→ Data excerpts:
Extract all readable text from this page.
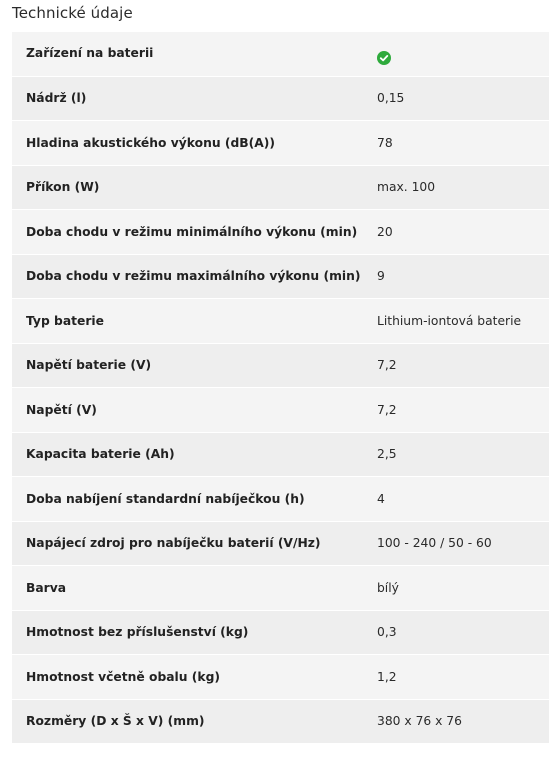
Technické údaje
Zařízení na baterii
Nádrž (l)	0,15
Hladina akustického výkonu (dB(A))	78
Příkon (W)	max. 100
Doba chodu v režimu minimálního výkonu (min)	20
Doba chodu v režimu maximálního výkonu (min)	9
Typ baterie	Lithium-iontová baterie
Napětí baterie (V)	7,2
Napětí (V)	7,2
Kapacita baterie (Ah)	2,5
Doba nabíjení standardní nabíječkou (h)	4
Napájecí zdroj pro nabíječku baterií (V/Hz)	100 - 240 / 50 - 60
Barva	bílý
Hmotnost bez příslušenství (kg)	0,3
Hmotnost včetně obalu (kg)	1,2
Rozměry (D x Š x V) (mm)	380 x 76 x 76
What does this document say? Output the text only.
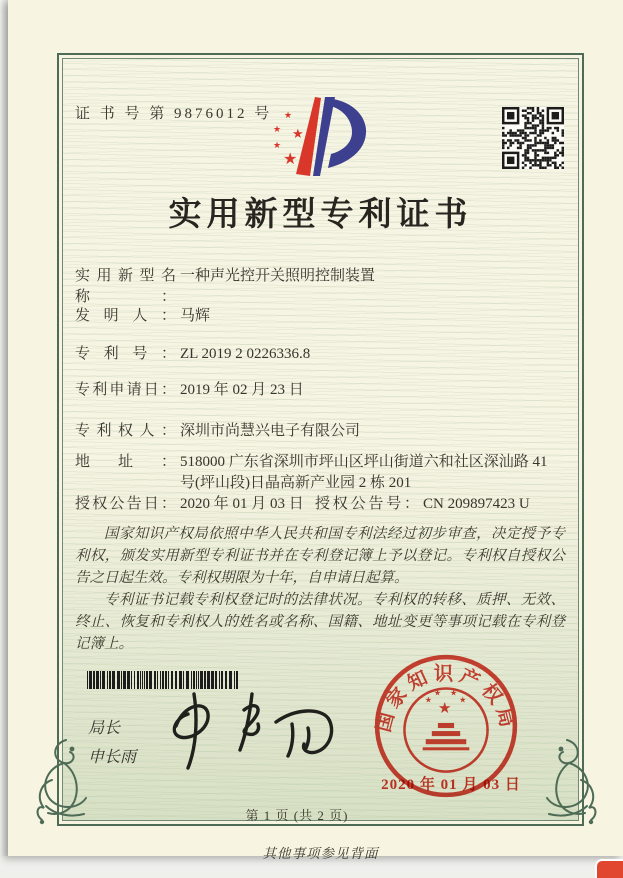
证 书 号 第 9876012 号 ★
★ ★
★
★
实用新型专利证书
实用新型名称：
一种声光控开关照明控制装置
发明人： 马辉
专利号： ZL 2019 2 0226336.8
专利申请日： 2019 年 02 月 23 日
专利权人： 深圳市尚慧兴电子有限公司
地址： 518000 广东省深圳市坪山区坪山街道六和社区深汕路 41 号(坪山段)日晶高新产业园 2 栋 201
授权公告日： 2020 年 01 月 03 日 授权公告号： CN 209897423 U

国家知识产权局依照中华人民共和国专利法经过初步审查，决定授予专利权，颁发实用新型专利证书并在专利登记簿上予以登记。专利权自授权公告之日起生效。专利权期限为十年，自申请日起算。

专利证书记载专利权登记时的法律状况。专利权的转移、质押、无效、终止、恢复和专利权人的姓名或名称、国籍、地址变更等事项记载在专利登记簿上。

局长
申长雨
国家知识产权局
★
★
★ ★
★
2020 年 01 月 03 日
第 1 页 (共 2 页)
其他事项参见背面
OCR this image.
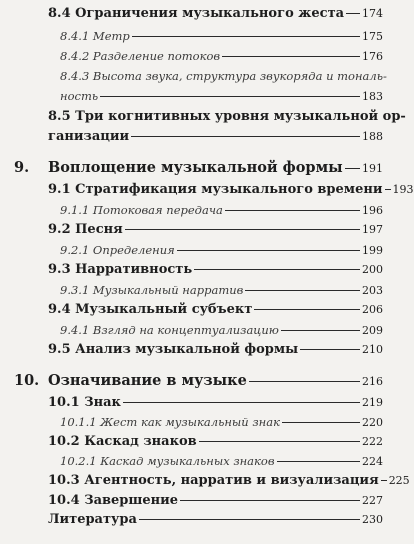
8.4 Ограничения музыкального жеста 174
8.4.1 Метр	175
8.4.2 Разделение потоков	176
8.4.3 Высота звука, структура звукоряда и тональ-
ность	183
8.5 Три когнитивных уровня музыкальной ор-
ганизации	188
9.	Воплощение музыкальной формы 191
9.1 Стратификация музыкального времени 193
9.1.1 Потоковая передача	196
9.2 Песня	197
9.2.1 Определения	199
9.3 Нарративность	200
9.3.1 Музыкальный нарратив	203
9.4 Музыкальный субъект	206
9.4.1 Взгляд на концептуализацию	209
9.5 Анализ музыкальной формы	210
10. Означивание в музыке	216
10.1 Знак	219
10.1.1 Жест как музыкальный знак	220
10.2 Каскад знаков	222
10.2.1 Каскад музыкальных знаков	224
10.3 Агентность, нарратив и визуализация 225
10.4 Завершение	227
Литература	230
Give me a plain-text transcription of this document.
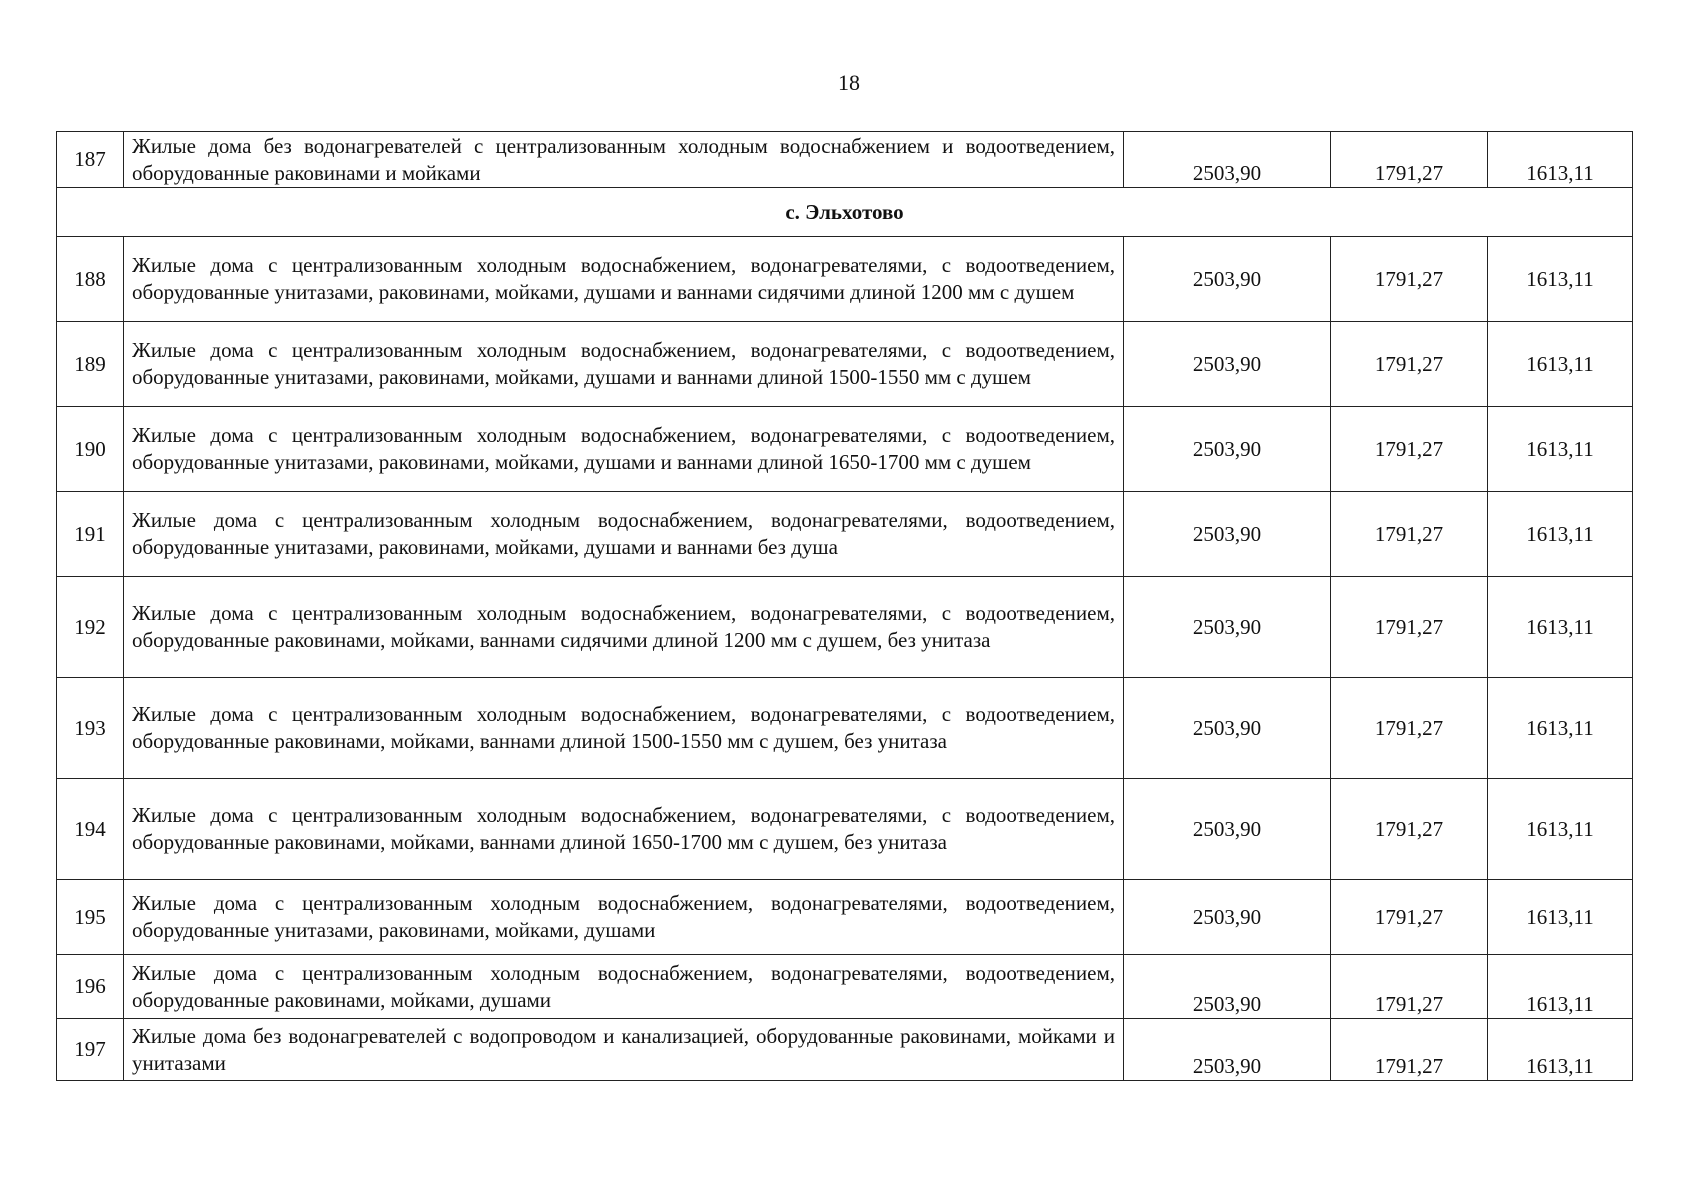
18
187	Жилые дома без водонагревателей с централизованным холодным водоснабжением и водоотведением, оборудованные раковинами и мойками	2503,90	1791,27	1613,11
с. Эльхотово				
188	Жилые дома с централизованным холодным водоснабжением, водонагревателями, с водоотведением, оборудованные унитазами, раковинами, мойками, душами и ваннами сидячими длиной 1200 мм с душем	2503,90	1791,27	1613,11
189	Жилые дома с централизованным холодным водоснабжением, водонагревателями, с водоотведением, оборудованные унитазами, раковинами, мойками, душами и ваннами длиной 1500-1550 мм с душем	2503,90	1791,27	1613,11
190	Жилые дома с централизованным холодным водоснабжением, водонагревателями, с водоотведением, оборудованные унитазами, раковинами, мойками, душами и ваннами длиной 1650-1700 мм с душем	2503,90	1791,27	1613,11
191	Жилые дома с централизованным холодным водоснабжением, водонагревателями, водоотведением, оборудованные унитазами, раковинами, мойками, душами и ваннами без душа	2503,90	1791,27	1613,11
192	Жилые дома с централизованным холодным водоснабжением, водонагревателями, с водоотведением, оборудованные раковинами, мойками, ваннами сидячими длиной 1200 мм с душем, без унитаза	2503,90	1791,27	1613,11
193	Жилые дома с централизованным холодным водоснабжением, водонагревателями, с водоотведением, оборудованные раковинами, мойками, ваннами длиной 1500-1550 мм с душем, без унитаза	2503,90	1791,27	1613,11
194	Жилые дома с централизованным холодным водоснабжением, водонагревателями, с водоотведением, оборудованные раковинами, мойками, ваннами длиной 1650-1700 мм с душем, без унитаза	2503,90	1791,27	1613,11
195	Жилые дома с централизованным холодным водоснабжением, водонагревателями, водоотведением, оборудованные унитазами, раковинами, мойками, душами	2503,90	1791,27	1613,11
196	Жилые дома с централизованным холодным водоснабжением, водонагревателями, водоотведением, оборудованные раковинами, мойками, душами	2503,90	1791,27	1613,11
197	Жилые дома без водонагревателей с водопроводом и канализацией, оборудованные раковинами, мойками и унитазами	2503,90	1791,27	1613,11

→ Description of the task:
Print each record exactly as it stands, leaving the images out.

→ Complete answer:
Extract all readable text from this page.
Technické údaje
Zařízení na baterii
Nádrž (l)	0,15
Hladina akustického výkonu (dB(A))	78
Příkon (W)	max. 100
Doba chodu v režimu minimálního výkonu (min)	20
Doba chodu v režimu maximálního výkonu (min)	9
Typ baterie	Lithium-iontová baterie
Napětí baterie (V)	7,2
Napětí (V)	7,2
Kapacita baterie (Ah)	2,5
Doba nabíjení standardní nabíječkou (h)	4
Napájecí zdroj pro nabíječku baterií (V/Hz)	100 - 240 / 50 - 60
Barva	bílý
Hmotnost bez příslušenství (kg)	0,3
Hmotnost včetně obalu (kg)	1,2
Rozměry (D x Š x V) (mm)	380 x 76 x 76
What does this document say? Output the text only.
证 书 号 第 9876012 号 ★
★ ★
★
★
实用新型专利证书
实用新型名称：
一种声光控开关照明控制装置
发明人： 马辉
专利号： ZL 2019 2 0226336.8
专利申请日： 2019 年 02 月 23 日
专利权人： 深圳市尚慧兴电子有限公司
地址： 518000 广东省深圳市坪山区坪山街道六和社区深汕路 41 号(坪山段)日晶高新产业园 2 栋 201
授权公告日： 2020 年 01 月 03 日 授权公告号： CN 209897423 U

国家知识产权局依照中华人民共和国专利法经过初步审查，决定授予专利权，颁发实用新型专利证书并在专利登记簿上予以登记。专利权自授权公告之日起生效。专利权期限为十年，自申请日起算。

专利证书记载专利权登记时的法律状况。专利权的转移、质押、无效、终止、恢复和专利权人的姓名或名称、国籍、地址变更等事项记载在专利登记簿上。

局长
申长雨
国家知识产权局
★
★
★ ★
★
2020 年 01 月 03 日
第 1 页 (共 2 页)
其他事项参见背面
OCR this image.
8.4 Ограничения музыкального жеста 174
8.4.1 Метр	175
8.4.2 Разделение потоков	176
8.4.3 Высота звука, структура звукоряда и тональ-
ность	183
8.5 Три когнитивных уровня музыкальной ор-
ганизации	188
9.	Воплощение музыкальной формы 191
9.1 Стратификация музыкального времени 193
9.1.1 Потоковая передача	196
9.2 Песня	197
9.2.1 Определения	199
9.3 Нарративность	200
9.3.1 Музыкальный нарратив	203
9.4 Музыкальный субъект	206
9.4.1 Взгляд на концептуализацию	209
9.5 Анализ музыкальной формы	210
10. Означивание в музыке	216
10.1 Знак	219
10.1.1 Жест как музыкальный знак	220
10.2 Каскад знаков	222
10.2.1 Каскад музыкальных знаков	224
10.3 Агентность, нарратив и визуализация 225
10.4 Завершение	227
Литература	230
Give me a plain-text transcription of this document.
18
187	Жилые дома без водонагревателей с централизованным холодным водоснабжением и водоотведением, оборудованные раковинами и мойками	2503,90	1791,27	1613,11
с. Эльхотово				
188	Жилые дома с централизованным холодным водоснабжением, водонагревателями, с водоотведением, оборудованные унитазами, раковинами, мойками, душами и ваннами сидячими длиной 1200 мм с душем	2503,90	1791,27	1613,11
189	Жилые дома с централизованным холодным водоснабжением, водонагревателями, с водоотведением, оборудованные унитазами, раковинами, мойками, душами и ваннами длиной 1500-1550 мм с душем	2503,90	1791,27	1613,11
190	Жилые дома с централизованным холодным водоснабжением, водонагревателями, с водоотведением, оборудованные унитазами, раковинами, мойками, душами и ваннами длиной 1650-1700 мм с душем	2503,90	1791,27	1613,11
191	Жилые дома с централизованным холодным водоснабжением, водонагревателями, водоотведением, оборудованные унитазами, раковинами, мойками, душами и ваннами без душа	2503,90	1791,27	1613,11
192	Жилые дома с централизованным холодным водоснабжением, водонагревателями, с водоотведением, оборудованные раковинами, мойками, ваннами сидячими длиной 1200 мм с душем, без унитаза	2503,90	1791,27	1613,11
193	Жилые дома с централизованным холодным водоснабжением, водонагревателями, с водоотведением, оборудованные раковинами, мойками, ваннами длиной 1500-1550 мм с душем, без унитаза	2503,90	1791,27	1613,11
194	Жилые дома с централизованным холодным водоснабжением, водонагревателями, с водоотведением, оборудованные раковинами, мойками, ваннами длиной 1650-1700 мм с душем, без унитаза	2503,90	1791,27	1613,11
195	Жилые дома с централизованным холодным водоснабжением, водонагревателями, водоотведением, оборудованные унитазами, раковинами, мойками, душами	2503,90	1791,27	1613,11
196	Жилые дома с централизованным холодным водоснабжением, водонагревателями, водоотведением, оборудованные раковинами, мойками, душами	2503,90	1791,27	1613,11
197	Жилые дома без водонагревателей с водопроводом и канализацией, оборудованные раковинами, мойками и унитазами	2503,90	1791,27	1613,11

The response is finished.